Friday, 27 November 2009

Tale of atlantis?

This morning I paid a flying visit to King George V Dock in the hope of relocating the adult Caspian Gull which Rich Bonser saw there mid month. I timed my run for high tide and, sure enough, the bird was viewable distantly on the concrete pontoons in the south-east corner of the dock. I started to fire off a few record shots but my concentration was broken when I became aware that two police officers were standing just behind me, one on each shoulder. A pleasant exchange of views about terrorism and the need for vigilance ensued, during which time one of the officers was treated to scope views of his first Caspian Gull (the other was more intrigued by the fact that I worked in a building called the Chocolate Factory). While momentarily distracted, the Caspian vanished and I wasn't able to relocate it.

REQUIRED TASK A:
From the records, output the lines verbatim, starting at the line containing "- legend-item: West Coast USA (S" and ending at the line containing "- chart-title: West".
REQUIRED TASK B:
Go on with the blog post about looking for the Caspian Gull at King George V Dock.
The records that follow bear no relation to the text about the Caspian Gull.

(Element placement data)
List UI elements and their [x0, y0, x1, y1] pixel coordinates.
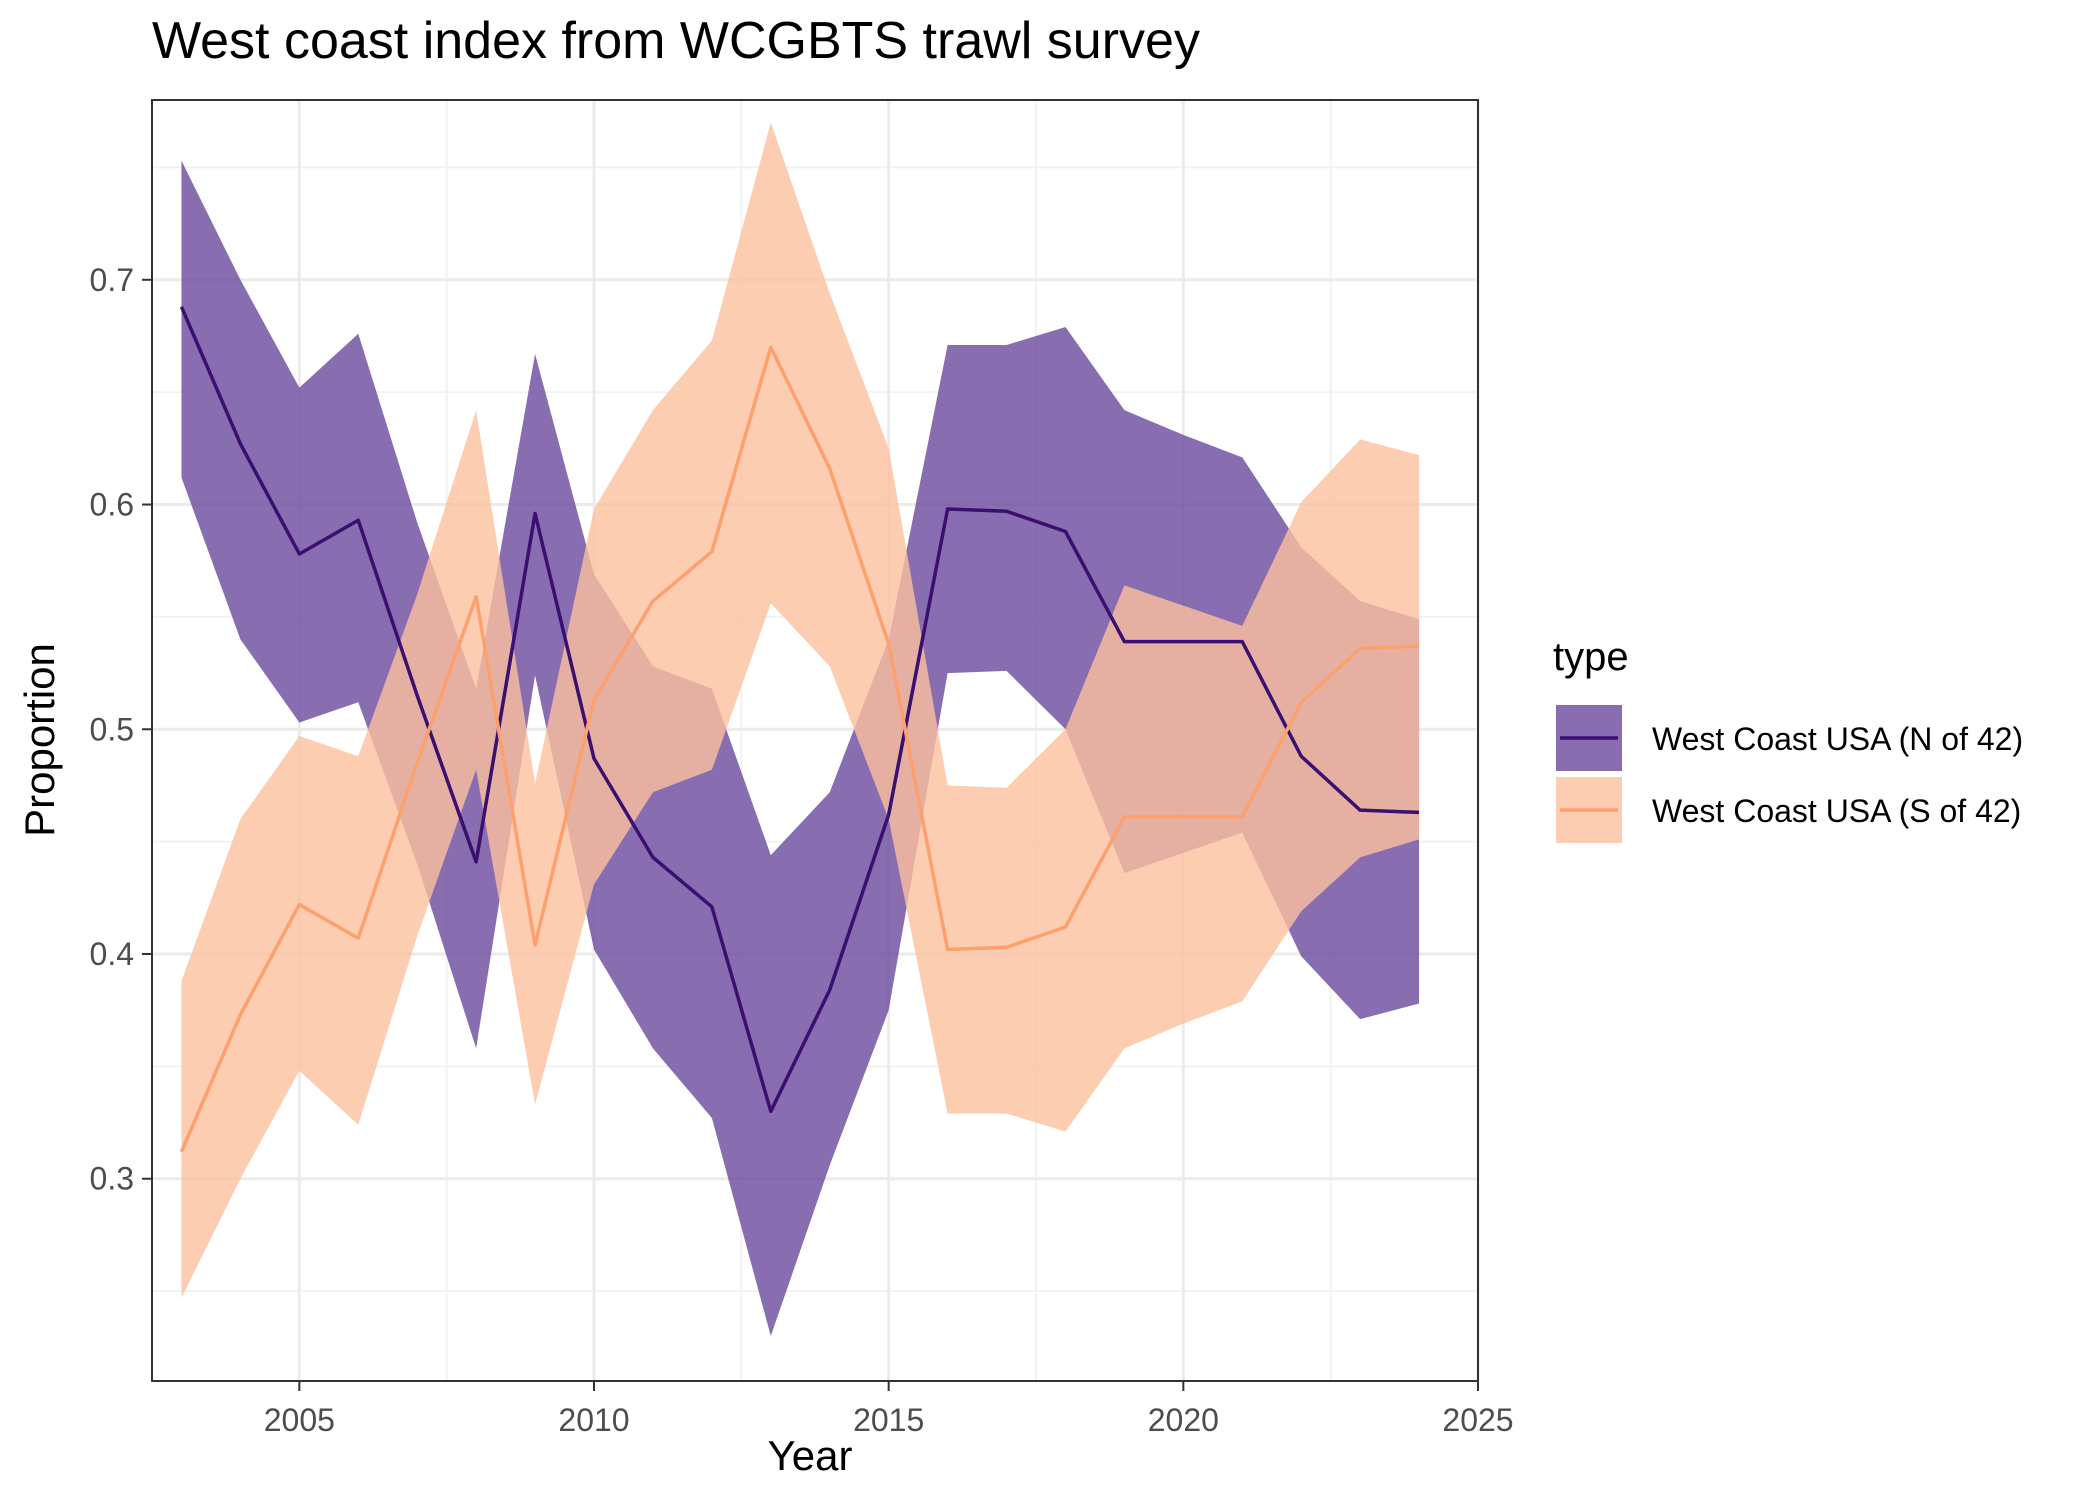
- legend-item: West Coast USA (S of 42): [1556, 777, 2021, 843]
- x-axis-label: Year: [768, 1432, 853, 1479]
- plot-panel: [151, 99, 1480, 1382]
- series-lines: [179, 306, 1420, 1153]
- y-tick-label: 0.7: [90, 262, 134, 298]
- y-tick-label: 0.6: [90, 487, 134, 523]
- x-tick-label: 2020: [1148, 1402, 1219, 1438]
- legend-item: West Coast USA (N of 42): [1556, 705, 2023, 771]
- x-axis: 2005 2010 2015 2020 2025: [264, 1381, 1514, 1438]
- y-tick-label: 0.4: [90, 936, 134, 972]
- chart-title: West coast index from WCGBTS trawl surve…: [152, 12, 1200, 70]
- y-tick-label: 0.5: [90, 711, 134, 747]
- x-tick-label: 2015: [853, 1402, 924, 1438]
- x-tick-label: 2010: [558, 1402, 629, 1438]
- confidence-band-2: [181, 122, 1420, 1298]
- x-tick-label: 2025: [1442, 1402, 1513, 1438]
- y-axis-label: Proportion: [16, 643, 63, 837]
- panel-border: [151, 99, 1479, 1382]
- legend-title: type: [1553, 635, 1629, 679]
- series-line-1: [179, 306, 1420, 1114]
- y-tick-label: 0.3: [90, 1161, 134, 1197]
- legend-label: West Coast USA (S of 42): [1652, 793, 2021, 829]
- confidence-bands: [181, 122, 1420, 1337]
- legend: type West Coast USA (N of 42) West Coast …: [1553, 635, 2023, 843]
- legend-label: West Coast USA (N of 42): [1652, 721, 2023, 757]
- y-axis: 0.3 0.4 0.5 0.6 0.7: [90, 262, 152, 1197]
- x-tick-label: 2005: [264, 1402, 335, 1438]
- confidence-band-1: [181, 160, 1420, 1337]
- series-line-2: [179, 345, 1420, 1153]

TASK RESULT A:
- legend-item: West Coast USA (S of 42): [1556, 777, 2021, 843]
- x-axis-label: Year: [768, 1432, 853, 1479]
- plot-panel: [151, 99, 1480, 1382]
- series-lines: [179, 306, 1420, 1153]
- y-tick-label: 0.7: [90, 262, 134, 298]
- y-tick-label: 0.6: [90, 487, 134, 523]
- x-tick-label: 2020: [1148, 1402, 1219, 1438]
- legend-item: West Coast USA (N of 42): [1556, 705, 2023, 771]
- x-axis: 2005 2010 2015 2020 2025: [264, 1381, 1514, 1438]
- y-tick-label: 0.4: [90, 936, 134, 972]
- chart-title: West coast index from WCGBTS trawl surve…: [152, 12, 1200, 70]

TASK RESULT B:
I then called in at Rainham late morning in the hope of finally catching up with the Yellowhammer and Corn Buntings reported recently. That game of hide-and-seek is ongoing, but will hopefully be won another day. While there, I set off in search of both the Serin and the aberrant female European Stonechat, and after a bit of searching found both along the bank 100-200 metres west of what has become known as the viewing mound, overlooking the west end of the RSPB reserve and Wennington Marshes. Another birder there, a non-local, remarked that he still needed Yellow-legged Gull for his year list, so I walked him back round to the car park and about 300 metres beyond, from where it is possible to look south along the foreshore towards Coldharbour Point, and east down river towards the Dartford Crossing.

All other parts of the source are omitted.